* AIM
Please rewrite the stretch of the listing from the line containing "Extract all elements" through the line containing "Bar [100,212,135,283]", changing every "Bar" to "Column" and leaving everything else as it is. Return only those lines.

[Layout records]

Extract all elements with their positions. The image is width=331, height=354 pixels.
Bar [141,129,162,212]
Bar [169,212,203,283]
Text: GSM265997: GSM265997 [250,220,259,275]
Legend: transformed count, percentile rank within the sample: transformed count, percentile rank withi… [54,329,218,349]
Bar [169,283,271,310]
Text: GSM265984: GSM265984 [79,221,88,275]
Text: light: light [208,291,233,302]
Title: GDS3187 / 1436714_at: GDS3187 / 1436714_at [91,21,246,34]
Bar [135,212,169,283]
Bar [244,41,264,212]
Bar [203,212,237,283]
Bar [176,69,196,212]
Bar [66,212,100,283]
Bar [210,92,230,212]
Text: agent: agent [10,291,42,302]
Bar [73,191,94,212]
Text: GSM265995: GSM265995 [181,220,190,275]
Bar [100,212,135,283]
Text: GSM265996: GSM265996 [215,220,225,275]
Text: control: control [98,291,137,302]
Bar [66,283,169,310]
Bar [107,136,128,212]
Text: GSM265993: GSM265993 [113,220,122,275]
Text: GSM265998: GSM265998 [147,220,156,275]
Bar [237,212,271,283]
...
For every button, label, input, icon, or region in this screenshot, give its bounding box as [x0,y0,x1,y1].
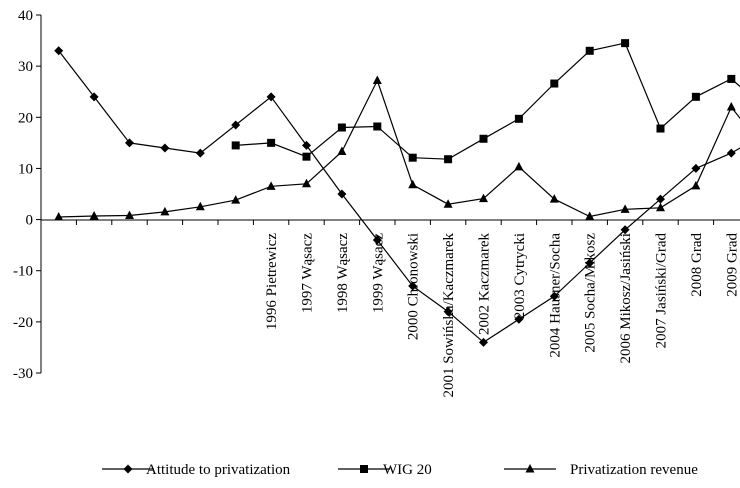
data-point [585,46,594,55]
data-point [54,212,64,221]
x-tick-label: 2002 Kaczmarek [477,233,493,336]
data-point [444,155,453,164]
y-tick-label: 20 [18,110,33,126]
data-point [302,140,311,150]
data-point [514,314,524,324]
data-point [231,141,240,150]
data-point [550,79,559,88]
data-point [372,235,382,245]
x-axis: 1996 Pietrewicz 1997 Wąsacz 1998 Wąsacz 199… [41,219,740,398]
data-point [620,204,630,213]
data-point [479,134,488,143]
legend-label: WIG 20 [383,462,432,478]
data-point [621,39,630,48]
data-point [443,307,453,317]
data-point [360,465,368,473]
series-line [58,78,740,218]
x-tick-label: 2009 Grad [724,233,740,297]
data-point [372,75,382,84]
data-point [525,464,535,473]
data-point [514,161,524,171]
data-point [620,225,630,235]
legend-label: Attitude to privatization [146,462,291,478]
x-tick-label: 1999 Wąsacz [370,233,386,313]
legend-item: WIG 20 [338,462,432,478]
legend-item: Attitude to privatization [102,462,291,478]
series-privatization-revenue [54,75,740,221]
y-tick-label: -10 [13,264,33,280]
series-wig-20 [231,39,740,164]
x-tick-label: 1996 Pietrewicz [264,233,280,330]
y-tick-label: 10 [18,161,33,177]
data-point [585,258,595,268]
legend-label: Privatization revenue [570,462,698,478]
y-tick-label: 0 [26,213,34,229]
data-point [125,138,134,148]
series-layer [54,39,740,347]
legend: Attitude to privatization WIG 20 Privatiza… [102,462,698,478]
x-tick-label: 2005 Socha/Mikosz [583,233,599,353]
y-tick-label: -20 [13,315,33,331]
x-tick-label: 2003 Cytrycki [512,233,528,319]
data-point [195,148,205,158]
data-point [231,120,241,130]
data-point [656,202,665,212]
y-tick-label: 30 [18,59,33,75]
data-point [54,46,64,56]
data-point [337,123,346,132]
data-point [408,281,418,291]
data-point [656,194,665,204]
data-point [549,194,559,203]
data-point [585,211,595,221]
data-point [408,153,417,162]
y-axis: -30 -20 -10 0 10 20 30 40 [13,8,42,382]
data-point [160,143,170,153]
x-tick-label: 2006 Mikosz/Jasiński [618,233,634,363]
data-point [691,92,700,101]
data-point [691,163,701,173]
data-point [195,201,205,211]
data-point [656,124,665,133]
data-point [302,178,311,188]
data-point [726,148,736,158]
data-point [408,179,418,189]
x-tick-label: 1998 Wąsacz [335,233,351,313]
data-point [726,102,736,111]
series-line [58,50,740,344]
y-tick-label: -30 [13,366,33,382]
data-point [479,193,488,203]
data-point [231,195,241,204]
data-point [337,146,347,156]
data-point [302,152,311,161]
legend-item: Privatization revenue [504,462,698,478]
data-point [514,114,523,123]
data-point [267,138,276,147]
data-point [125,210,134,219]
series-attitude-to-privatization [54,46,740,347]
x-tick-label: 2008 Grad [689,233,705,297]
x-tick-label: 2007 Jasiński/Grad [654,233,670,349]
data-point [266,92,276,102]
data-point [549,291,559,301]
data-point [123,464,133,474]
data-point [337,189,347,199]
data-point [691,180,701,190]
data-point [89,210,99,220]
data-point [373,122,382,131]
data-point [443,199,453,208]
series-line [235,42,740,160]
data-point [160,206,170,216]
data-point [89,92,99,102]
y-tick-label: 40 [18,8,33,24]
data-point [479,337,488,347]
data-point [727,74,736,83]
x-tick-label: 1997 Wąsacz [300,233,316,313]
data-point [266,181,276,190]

* COMPLETED EXERCISE
Extract all elements with their positions. The image is width=331, height=354 pixels.
Column [141,129,162,212]
Column [169,212,203,283]
Text: GSM265997: GSM265997 [250,220,259,275]
Legend: transformed count, percentile rank within the sample: transformed count, percentile rank withi… [54,329,218,349]
Column [169,283,271,310]
Text: GSM265984: GSM265984 [79,221,88,275]
Text: light: light [208,291,233,302]
Title: GDS3187 / 1436714_at: GDS3187 / 1436714_at [91,21,246,34]
Column [135,212,169,283]
Column [244,41,264,212]
Column [203,212,237,283]
Column [176,69,196,212]
Column [66,212,100,283]
Column [210,92,230,212]
Text: agent: agent [10,291,42,302]
Column [73,191,94,212]
Text: GSM265995: GSM265995 [181,220,190,275]
Column [100,212,135,283]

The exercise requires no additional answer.